Exercise directions: Pictures excluded, copy word for word the lines from the one holding "Decode this image" through the last line below.

Provided entries:
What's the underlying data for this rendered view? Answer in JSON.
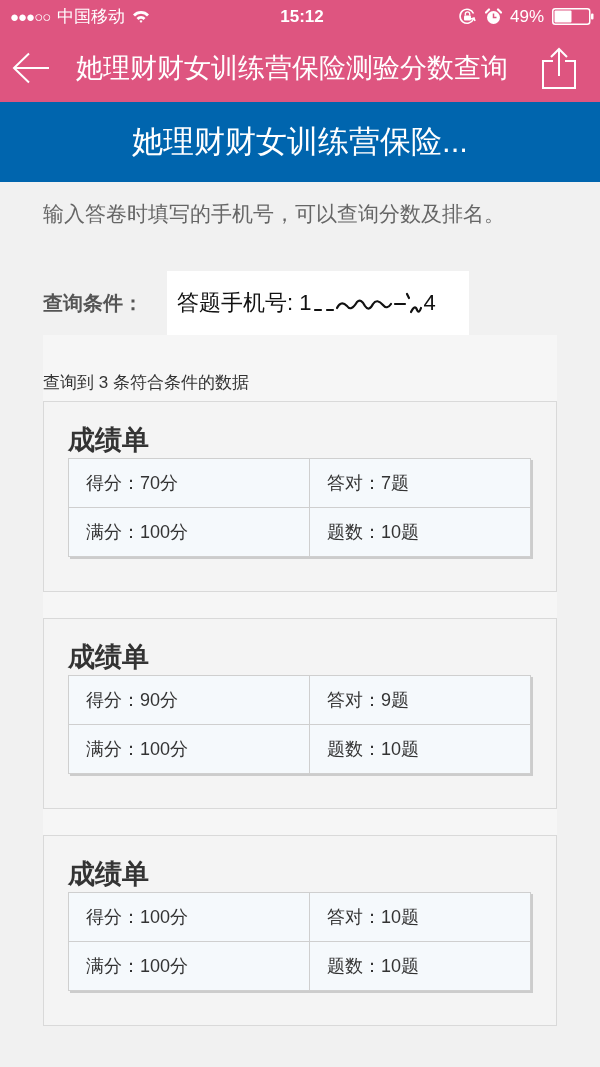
{
  "status_bar": {
    "signal": "●●●○○",
    "carrier": "中国移动",
    "time": "15:12",
    "battery": "49%"
  },
  "nav_bar": {
    "title": "她理财财女训练营保险测验分数查询"
  },
  "banner": {
    "title": "她理财财女训练营保险..."
  },
  "intro": "输入答卷时填写的手机号，可以查询分数及排名。",
  "query": {
    "label": "查询条件：",
    "value": "答题手机号: 1",
    "value_tail": "4"
  },
  "results": {
    "summary": "查询到 3 条符合条件的数据",
    "cards": [
      {
        "title": "成绩单",
        "cells": [
          "得分：70分",
          "答对：7题",
          "满分：100分",
          "题数：10题"
        ]
      },
      {
        "title": "成绩单",
        "cells": [
          "得分：90分",
          "答对：9题",
          "满分：100分",
          "题数：10题"
        ]
      },
      {
        "title": "成绩单",
        "cells": [
          "得分：100分",
          "答对：10题",
          "满分：100分",
          "题数：10题"
        ]
      }
    ]
  }
}
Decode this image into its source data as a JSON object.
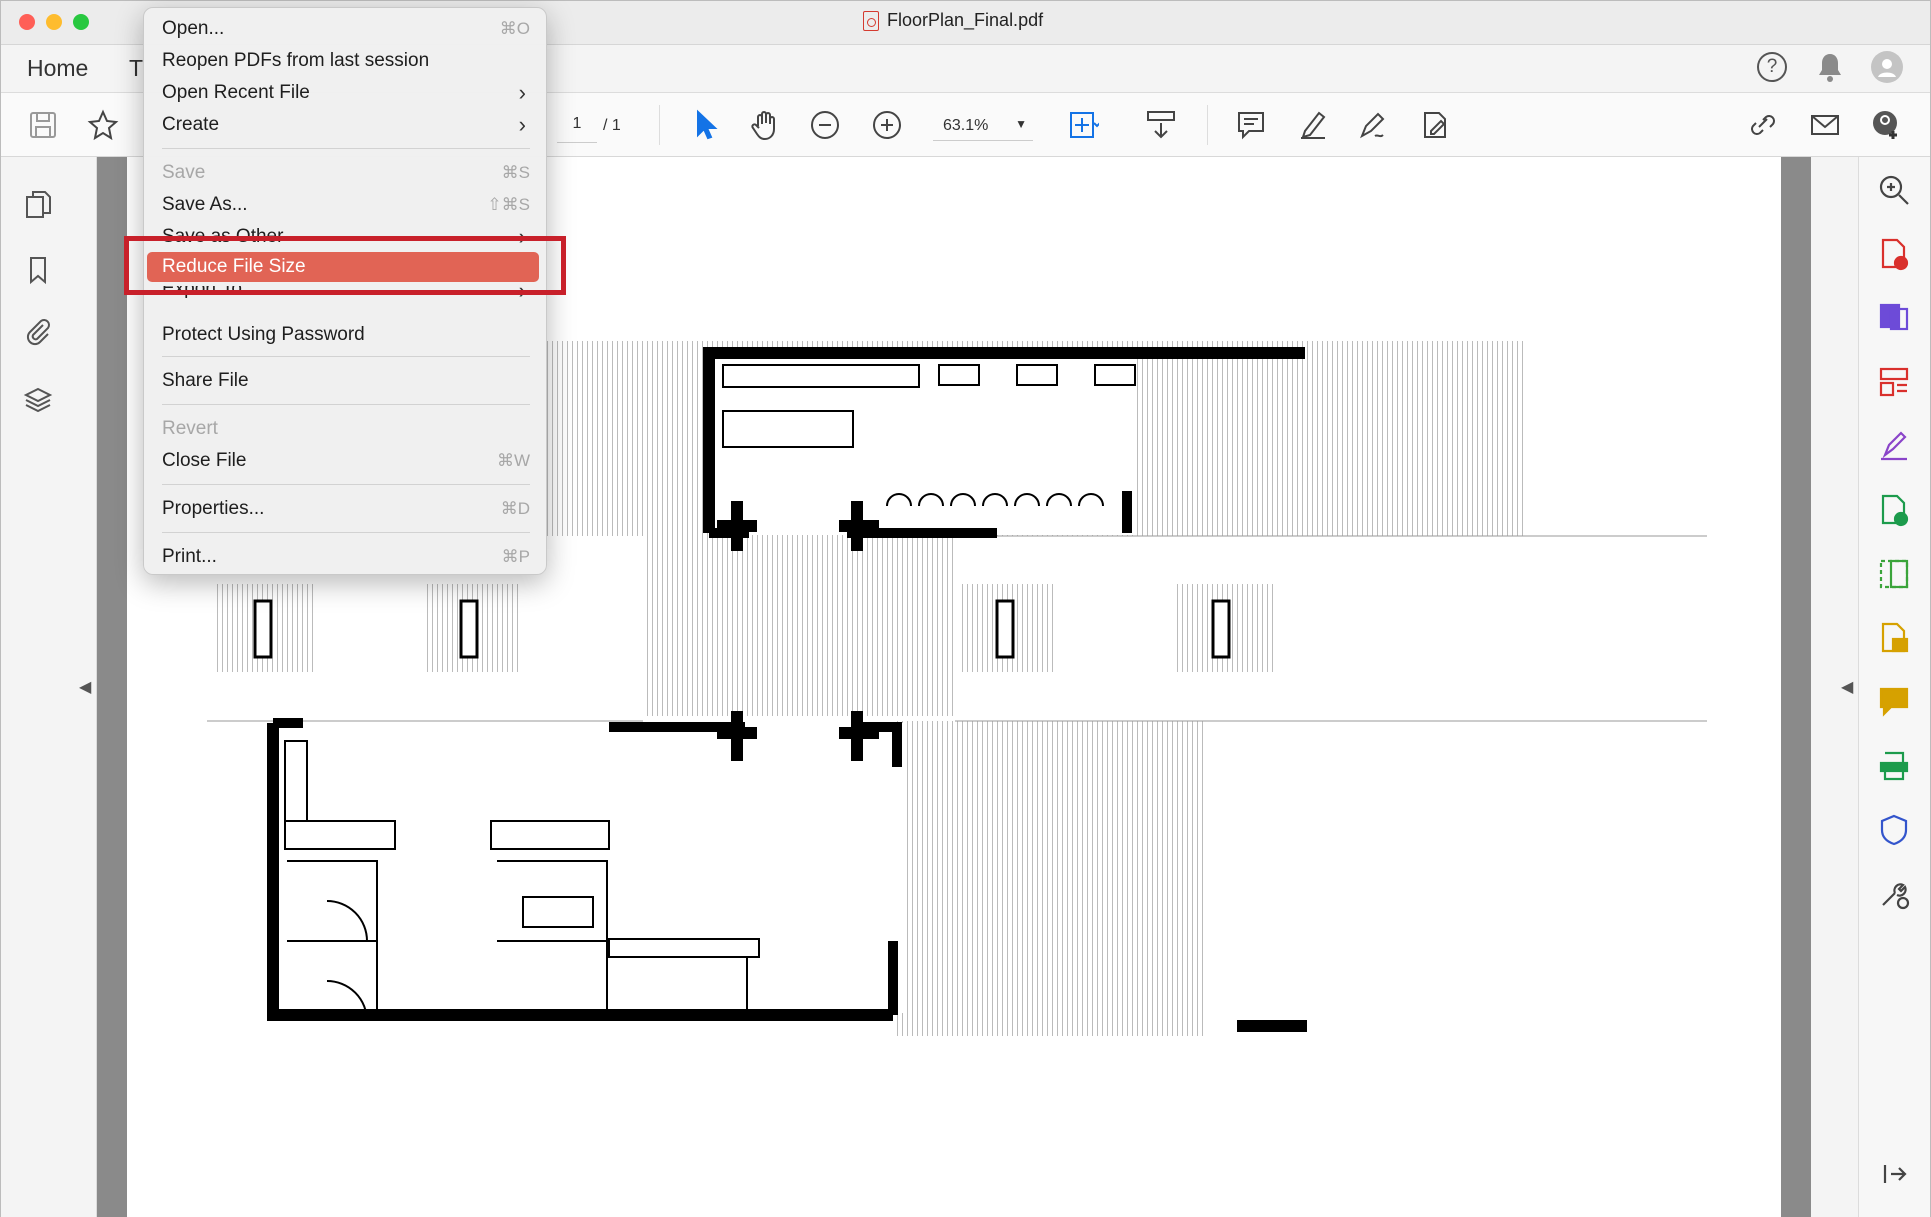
{
  "window": {
    "title": "FloorPlan_Final.pdf"
  },
  "tabs": {
    "home": "Home",
    "tools_partial": "T"
  },
  "toolbar": {
    "page_current": "1",
    "page_total": "/ 1",
    "zoom": "63.1%"
  },
  "menu": {
    "open": {
      "label": "Open...",
      "shortcut": "⌘O"
    },
    "reopen": {
      "label": "Reopen PDFs from last session"
    },
    "open_recent": {
      "label": "Open Recent File",
      "arrow": "›"
    },
    "create": {
      "label": "Create",
      "arrow": "›"
    },
    "save": {
      "label": "Save",
      "shortcut": "⌘S"
    },
    "save_as": {
      "label": "Save As...",
      "shortcut": "⇧⌘S"
    },
    "save_other": {
      "label": "Save as Other",
      "arrow": "›"
    },
    "reduce": {
      "label": "Reduce File Size"
    },
    "export": {
      "label": "Export To",
      "arrow": "›"
    },
    "protect": {
      "label": "Protect Using Password"
    },
    "share": {
      "label": "Share File"
    },
    "revert": {
      "label": "Revert"
    },
    "close": {
      "label": "Close File",
      "shortcut": "⌘W"
    },
    "properties": {
      "label": "Properties...",
      "shortcut": "⌘D"
    },
    "print": {
      "label": "Print...",
      "shortcut": "⌘P"
    }
  },
  "colors": {
    "highlight": "#e16455",
    "callout": "#c8202a",
    "accent": "#1473e6"
  }
}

Solution:
Decode this image into its source data as a JSON object.
{
  "window": {
    "title": "FloorPlan_Final.pdf"
  },
  "tabs": {
    "home": "Home",
    "tools_partial": "T"
  },
  "toolbar": {
    "page_current": "1",
    "page_total": "/ 1",
    "zoom": "63.1%"
  },
  "menu": {
    "open": {
      "label": "Open...",
      "shortcut": "⌘O"
    },
    "reopen": {
      "label": "Reopen PDFs from last session"
    },
    "open_recent": {
      "label": "Open Recent File",
      "arrow": "›"
    },
    "create": {
      "label": "Create",
      "arrow": "›"
    },
    "save": {
      "label": "Save",
      "shortcut": "⌘S"
    },
    "save_as": {
      "label": "Save As...",
      "shortcut": "⇧⌘S"
    },
    "save_other": {
      "label": "Save as Other",
      "arrow": "›"
    },
    "reduce": {
      "label": "Reduce File Size"
    },
    "export": {
      "label": "Export To",
      "arrow": "›"
    },
    "protect": {
      "label": "Protect Using Password"
    },
    "share": {
      "label": "Share File"
    },
    "revert": {
      "label": "Revert"
    },
    "close": {
      "label": "Close File",
      "shortcut": "⌘W"
    },
    "properties": {
      "label": "Properties...",
      "shortcut": "⌘D"
    },
    "print": {
      "label": "Print...",
      "shortcut": "⌘P"
    }
  },
  "colors": {
    "highlight": "#e16455",
    "callout": "#c8202a",
    "accent": "#1473e6"
  }
}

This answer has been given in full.